Collected data:
* Begin *
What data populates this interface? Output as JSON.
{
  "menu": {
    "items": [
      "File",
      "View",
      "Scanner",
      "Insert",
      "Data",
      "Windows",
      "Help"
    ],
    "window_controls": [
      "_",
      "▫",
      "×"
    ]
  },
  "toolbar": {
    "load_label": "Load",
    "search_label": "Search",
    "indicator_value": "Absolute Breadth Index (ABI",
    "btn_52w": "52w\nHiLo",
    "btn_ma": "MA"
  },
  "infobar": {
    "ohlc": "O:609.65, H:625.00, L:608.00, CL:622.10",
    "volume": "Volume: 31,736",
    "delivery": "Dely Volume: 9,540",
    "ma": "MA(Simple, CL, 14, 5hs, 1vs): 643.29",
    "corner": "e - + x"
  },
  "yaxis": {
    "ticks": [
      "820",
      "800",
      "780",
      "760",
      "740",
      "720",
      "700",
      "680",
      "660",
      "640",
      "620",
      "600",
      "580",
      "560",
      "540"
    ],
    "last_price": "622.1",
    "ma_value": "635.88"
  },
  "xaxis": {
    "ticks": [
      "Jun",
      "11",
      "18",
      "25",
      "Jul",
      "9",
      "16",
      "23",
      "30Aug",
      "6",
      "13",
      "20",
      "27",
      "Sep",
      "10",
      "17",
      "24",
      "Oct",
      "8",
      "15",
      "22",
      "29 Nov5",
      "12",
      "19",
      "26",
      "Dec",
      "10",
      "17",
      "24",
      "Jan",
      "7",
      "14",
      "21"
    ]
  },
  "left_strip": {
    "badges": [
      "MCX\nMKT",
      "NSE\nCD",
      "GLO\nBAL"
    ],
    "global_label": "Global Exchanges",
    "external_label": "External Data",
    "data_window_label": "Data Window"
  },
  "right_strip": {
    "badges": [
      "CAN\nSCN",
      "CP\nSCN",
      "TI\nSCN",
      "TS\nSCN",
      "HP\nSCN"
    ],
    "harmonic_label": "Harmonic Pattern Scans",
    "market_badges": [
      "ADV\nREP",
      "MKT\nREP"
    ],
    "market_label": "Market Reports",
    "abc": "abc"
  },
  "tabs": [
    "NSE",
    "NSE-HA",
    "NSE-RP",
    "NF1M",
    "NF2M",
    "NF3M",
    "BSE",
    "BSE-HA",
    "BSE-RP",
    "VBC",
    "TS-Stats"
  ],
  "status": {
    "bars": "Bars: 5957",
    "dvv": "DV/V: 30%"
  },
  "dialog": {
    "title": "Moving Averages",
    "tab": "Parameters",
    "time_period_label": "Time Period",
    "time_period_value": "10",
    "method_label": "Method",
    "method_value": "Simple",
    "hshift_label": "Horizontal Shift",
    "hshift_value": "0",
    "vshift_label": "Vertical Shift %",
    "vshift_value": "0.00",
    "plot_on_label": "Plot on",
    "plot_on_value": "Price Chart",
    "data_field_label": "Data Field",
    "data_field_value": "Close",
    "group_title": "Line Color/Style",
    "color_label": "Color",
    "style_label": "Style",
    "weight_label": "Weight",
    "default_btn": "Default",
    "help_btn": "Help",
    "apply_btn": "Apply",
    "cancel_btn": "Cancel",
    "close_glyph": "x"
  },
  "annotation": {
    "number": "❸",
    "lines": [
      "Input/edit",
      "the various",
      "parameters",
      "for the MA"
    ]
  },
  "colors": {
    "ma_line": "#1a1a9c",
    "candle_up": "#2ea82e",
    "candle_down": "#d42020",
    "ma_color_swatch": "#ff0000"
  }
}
* End *
TASK DIRECTIONS>
All records above must be set down exactly, please.

SOLUTION FOR THIS TASK>
What data populates this interface? Output as JSON.
{
  "menu": {
    "items": [
      "File",
      "View",
      "Scanner",
      "Insert",
      "Data",
      "Windows",
      "Help"
    ],
    "window_controls": [
      "_",
      "▫",
      "×"
    ]
  },
  "toolbar": {
    "load_label": "Load",
    "search_label": "Search",
    "indicator_value": "Absolute Breadth Index (ABI",
    "btn_52w": "52w\nHiLo",
    "btn_ma": "MA"
  },
  "infobar": {
    "ohlc": "O:609.65, H:625.00, L:608.00, CL:622.10",
    "volume": "Volume: 31,736",
    "delivery": "Dely Volume: 9,540",
    "ma": "MA(Simple, CL, 14, 5hs, 1vs): 643.29",
    "corner": "e - + x"
  },
  "yaxis": {
    "ticks": [
      "820",
      "800",
      "780",
      "760",
      "740",
      "720",
      "700",
      "680",
      "660",
      "640",
      "620",
      "600",
      "580",
      "560",
      "540"
    ],
    "last_price": "622.1",
    "ma_value": "635.88"
  },
  "xaxis": {
    "ticks": [
      "Jun",
      "11",
      "18",
      "25",
      "Jul",
      "9",
      "16",
      "23",
      "30Aug",
      "6",
      "13",
      "20",
      "27",
      "Sep",
      "10",
      "17",
      "24",
      "Oct",
      "8",
      "15",
      "22",
      "29 Nov5",
      "12",
      "19",
      "26",
      "Dec",
      "10",
      "17",
      "24",
      "Jan",
      "7",
      "14",
      "21"
    ]
  },
  "left_strip": {
    "badges": [
      "MCX\nMKT",
      "NSE\nCD",
      "GLO\nBAL"
    ],
    "global_label": "Global Exchanges",
    "external_label": "External Data",
    "data_window_label": "Data Window"
  },
  "right_strip": {
    "badges": [
      "CAN\nSCN",
      "CP\nSCN",
      "TI\nSCN",
      "TS\nSCN",
      "HP\nSCN"
    ],
    "harmonic_label": "Harmonic Pattern Scans",
    "market_badges": [
      "ADV\nREP",
      "MKT\nREP"
    ],
    "market_label": "Market Reports",
    "abc": "abc"
  },
  "tabs": [
    "NSE",
    "NSE-HA",
    "NSE-RP",
    "NF1M",
    "NF2M",
    "NF3M",
    "BSE",
    "BSE-HA",
    "BSE-RP",
    "VBC",
    "TS-Stats"
  ],
  "status": {
    "bars": "Bars: 5957",
    "dvv": "DV/V: 30%"
  },
  "dialog": {
    "title": "Moving Averages",
    "tab": "Parameters",
    "time_period_label": "Time Period",
    "time_period_value": "10",
    "method_label": "Method",
    "method_value": "Simple",
    "hshift_label": "Horizontal Shift",
    "hshift_value": "0",
    "vshift_label": "Vertical Shift %",
    "vshift_value": "0.00",
    "plot_on_label": "Plot on",
    "plot_on_value": "Price Chart",
    "data_field_label": "Data Field",
    "data_field_value": "Close",
    "group_title": "Line Color/Style",
    "color_label": "Color",
    "style_label": "Style",
    "weight_label": "Weight",
    "default_btn": "Default",
    "help_btn": "Help",
    "apply_btn": "Apply",
    "cancel_btn": "Cancel",
    "close_glyph": "x"
  },
  "annotation": {
    "number": "❸",
    "lines": [
      "Input/edit",
      "the various",
      "parameters",
      "for the MA"
    ]
  },
  "colors": {
    "ma_line": "#1a1a9c",
    "candle_up": "#2ea82e",
    "candle_down": "#d42020",
    "ma_color_swatch": "#ff0000"
  }
}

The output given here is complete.